■ Source records:
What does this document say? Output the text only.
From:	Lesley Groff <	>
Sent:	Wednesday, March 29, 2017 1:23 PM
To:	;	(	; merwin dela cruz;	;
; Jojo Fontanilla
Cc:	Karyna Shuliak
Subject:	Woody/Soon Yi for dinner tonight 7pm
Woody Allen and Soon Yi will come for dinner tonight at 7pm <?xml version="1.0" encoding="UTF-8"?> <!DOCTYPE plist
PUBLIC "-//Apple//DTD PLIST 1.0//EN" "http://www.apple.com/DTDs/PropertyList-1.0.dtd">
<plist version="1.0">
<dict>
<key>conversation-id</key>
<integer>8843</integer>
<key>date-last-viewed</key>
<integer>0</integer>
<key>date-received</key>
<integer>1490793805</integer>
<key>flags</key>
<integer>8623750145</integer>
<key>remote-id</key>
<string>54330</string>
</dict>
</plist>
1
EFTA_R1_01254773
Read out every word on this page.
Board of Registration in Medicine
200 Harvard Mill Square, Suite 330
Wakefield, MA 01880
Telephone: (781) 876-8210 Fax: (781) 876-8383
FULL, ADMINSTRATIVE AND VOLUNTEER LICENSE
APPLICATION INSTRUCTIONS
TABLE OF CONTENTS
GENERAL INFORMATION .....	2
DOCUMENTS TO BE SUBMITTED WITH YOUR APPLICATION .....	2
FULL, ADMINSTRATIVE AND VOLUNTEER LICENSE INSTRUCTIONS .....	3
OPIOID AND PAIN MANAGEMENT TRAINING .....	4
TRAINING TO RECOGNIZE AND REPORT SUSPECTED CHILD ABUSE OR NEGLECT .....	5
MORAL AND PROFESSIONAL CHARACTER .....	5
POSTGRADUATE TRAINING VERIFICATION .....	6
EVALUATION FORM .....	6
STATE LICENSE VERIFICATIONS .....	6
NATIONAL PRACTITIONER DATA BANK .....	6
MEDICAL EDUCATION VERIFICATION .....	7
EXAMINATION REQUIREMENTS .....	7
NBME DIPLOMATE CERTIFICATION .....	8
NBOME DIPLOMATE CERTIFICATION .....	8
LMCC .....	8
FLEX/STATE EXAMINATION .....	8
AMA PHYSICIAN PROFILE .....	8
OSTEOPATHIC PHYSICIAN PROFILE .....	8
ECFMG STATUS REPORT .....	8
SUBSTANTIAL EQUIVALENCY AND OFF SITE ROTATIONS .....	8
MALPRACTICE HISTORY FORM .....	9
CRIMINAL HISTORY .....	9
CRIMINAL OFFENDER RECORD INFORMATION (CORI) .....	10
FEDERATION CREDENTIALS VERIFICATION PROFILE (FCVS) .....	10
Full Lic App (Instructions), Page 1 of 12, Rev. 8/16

■ Written task:
Show the lines of the material that contain the word "HISTORY".

■ Task result:
MALPRACTICE HISTORY FORM .....	9
CRIMINAL HISTORY .....	9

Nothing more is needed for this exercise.